__WHAT YOU HAVE TO DO__:
Repeat the material verbatim. Images are excluded from the copy.

__EXERCISE MATERIAL__:
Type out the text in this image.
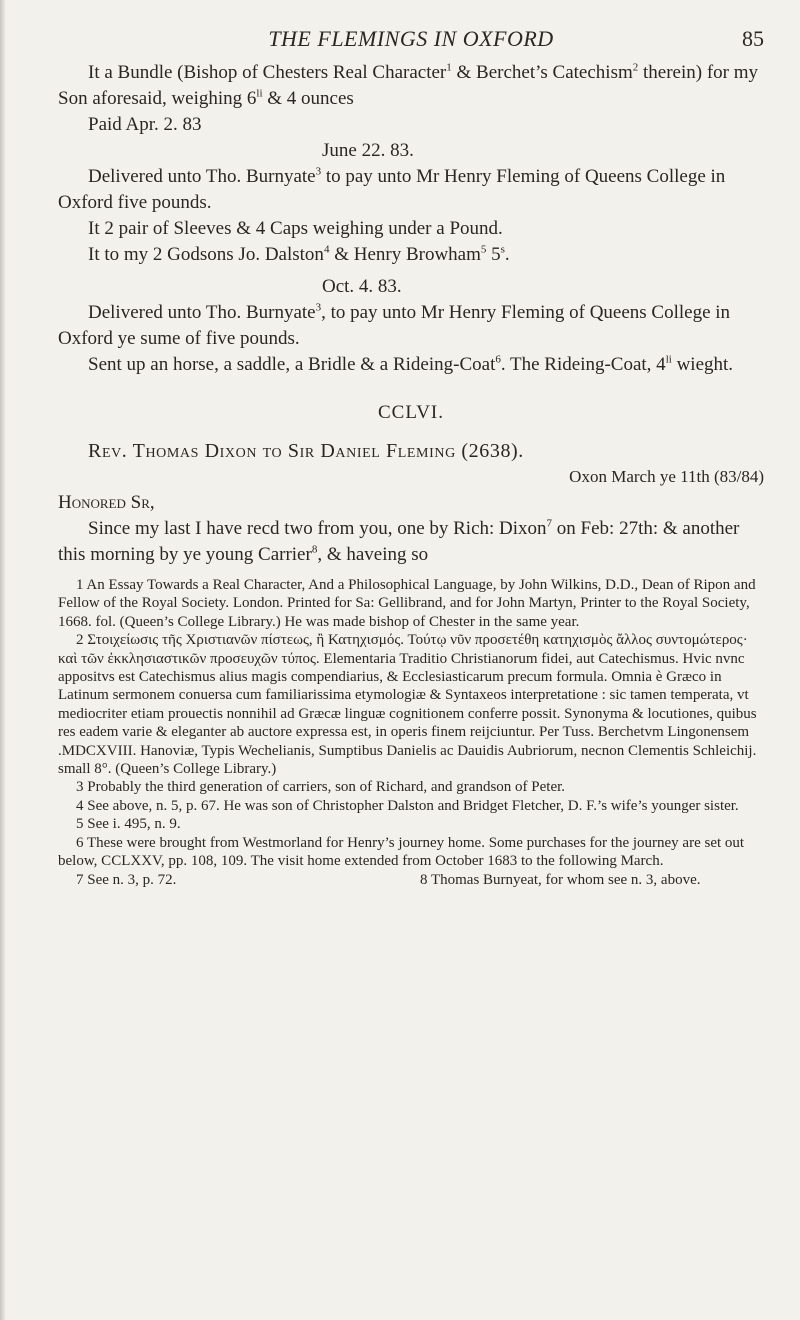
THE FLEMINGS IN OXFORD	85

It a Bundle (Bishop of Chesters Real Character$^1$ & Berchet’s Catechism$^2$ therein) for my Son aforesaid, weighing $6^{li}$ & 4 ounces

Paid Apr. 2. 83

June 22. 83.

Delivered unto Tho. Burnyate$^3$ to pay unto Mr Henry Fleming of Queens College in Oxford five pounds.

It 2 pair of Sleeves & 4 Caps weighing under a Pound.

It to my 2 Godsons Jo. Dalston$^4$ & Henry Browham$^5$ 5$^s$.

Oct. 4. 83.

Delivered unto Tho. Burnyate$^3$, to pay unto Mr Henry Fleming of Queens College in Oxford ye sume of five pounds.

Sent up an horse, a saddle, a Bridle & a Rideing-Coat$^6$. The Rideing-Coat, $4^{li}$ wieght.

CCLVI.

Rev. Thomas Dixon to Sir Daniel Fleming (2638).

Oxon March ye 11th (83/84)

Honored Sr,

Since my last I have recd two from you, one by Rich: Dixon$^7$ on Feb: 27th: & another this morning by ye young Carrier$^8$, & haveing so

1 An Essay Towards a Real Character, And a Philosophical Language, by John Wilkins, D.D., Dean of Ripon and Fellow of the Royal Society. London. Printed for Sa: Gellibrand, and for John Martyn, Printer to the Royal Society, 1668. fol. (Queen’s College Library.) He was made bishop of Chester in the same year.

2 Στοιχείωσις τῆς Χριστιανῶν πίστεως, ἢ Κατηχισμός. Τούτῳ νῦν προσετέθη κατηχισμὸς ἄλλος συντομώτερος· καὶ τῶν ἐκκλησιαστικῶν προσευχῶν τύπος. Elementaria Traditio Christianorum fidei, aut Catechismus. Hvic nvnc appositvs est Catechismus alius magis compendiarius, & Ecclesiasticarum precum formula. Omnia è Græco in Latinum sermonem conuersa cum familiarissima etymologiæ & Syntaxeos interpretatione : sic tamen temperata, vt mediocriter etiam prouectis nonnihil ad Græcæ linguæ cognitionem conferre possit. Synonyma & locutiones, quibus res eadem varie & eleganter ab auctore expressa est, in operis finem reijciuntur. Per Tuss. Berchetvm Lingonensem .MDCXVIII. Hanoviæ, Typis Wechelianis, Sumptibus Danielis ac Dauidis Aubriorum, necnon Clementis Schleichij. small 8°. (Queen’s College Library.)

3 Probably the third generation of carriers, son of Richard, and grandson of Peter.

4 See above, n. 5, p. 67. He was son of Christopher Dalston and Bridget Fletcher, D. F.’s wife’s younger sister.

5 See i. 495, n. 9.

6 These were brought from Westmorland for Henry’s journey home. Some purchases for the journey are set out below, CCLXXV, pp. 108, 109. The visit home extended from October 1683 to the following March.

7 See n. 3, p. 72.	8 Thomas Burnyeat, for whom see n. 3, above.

__CORRECT ANSWER__:
Type out the text in this image.
THE FLEMINGS IN OXFORD	85

It a Bundle (Bishop of Chesters Real Character$^1$ & Berchet’s Catechism$^2$ therein) for my Son aforesaid, weighing $6^{li}$ & 4 ounces

Paid Apr. 2. 83

June 22. 83.

Delivered unto Tho. Burnyate$^3$ to pay unto Mr Henry Fleming of Queens College in Oxford five pounds.

It 2 pair of Sleeves & 4 Caps weighing under a Pound.

It to my 2 Godsons Jo. Dalston$^4$ & Henry Browham$^5$ 5$^s$.

Oct. 4. 83.

Delivered unto Tho. Burnyate$^3$, to pay unto Mr Henry Fleming of Queens College in Oxford ye sume of five pounds.

Sent up an horse, a saddle, a Bridle & a Rideing-Coat$^6$. The Rideing-Coat, $4^{li}$ wieght.

CCLVI.

Rev. Thomas Dixon to Sir Daniel Fleming (2638).

Oxon March ye 11th (83/84)

Honored Sr,

Since my last I have recd two from you, one by Rich: Dixon$^7$ on Feb: 27th: & another this morning by ye young Carrier$^8$, & haveing so

1 An Essay Towards a Real Character, And a Philosophical Language, by John Wilkins, D.D., Dean of Ripon and Fellow of the Royal Society. London. Printed for Sa: Gellibrand, and for John Martyn, Printer to the Royal Society, 1668. fol. (Queen’s College Library.) He was made bishop of Chester in the same year.

2 Στοιχείωσις τῆς Χριστιανῶν πίστεως, ἢ Κατηχισμός. Τούτῳ νῦν προσετέθη κατηχισμὸς ἄλλος συντομώτερος· καὶ τῶν ἐκκλησιαστικῶν προσευχῶν τύπος. Elementaria Traditio Christianorum fidei, aut Catechismus. Hvic nvnc appositvs est Catechismus alius magis compendiarius, & Ecclesiasticarum precum formula. Omnia è Græco in Latinum sermonem conuersa cum familiarissima etymologiæ & Syntaxeos interpretatione : sic tamen temperata, vt mediocriter etiam prouectis nonnihil ad Græcæ linguæ cognitionem conferre possit. Synonyma & locutiones, quibus res eadem varie & eleganter ab auctore expressa est, in operis finem reijciuntur. Per Tuss. Berchetvm Lingonensem .MDCXVIII. Hanoviæ, Typis Wechelianis, Sumptibus Danielis ac Dauidis Aubriorum, necnon Clementis Schleichij. small 8°. (Queen’s College Library.)

3 Probably the third generation of carriers, son of Richard, and grandson of Peter.

4 See above, n. 5, p. 67. He was son of Christopher Dalston and Bridget Fletcher, D. F.’s wife’s younger sister.

5 See i. 495, n. 9.

6 These were brought from Westmorland for Henry’s journey home. Some purchases for the journey are set out below, CCLXXV, pp. 108, 109. The visit home extended from October 1683 to the following March.

7 See n. 3, p. 72.	8 Thomas Burnyeat, for whom see n. 3, above.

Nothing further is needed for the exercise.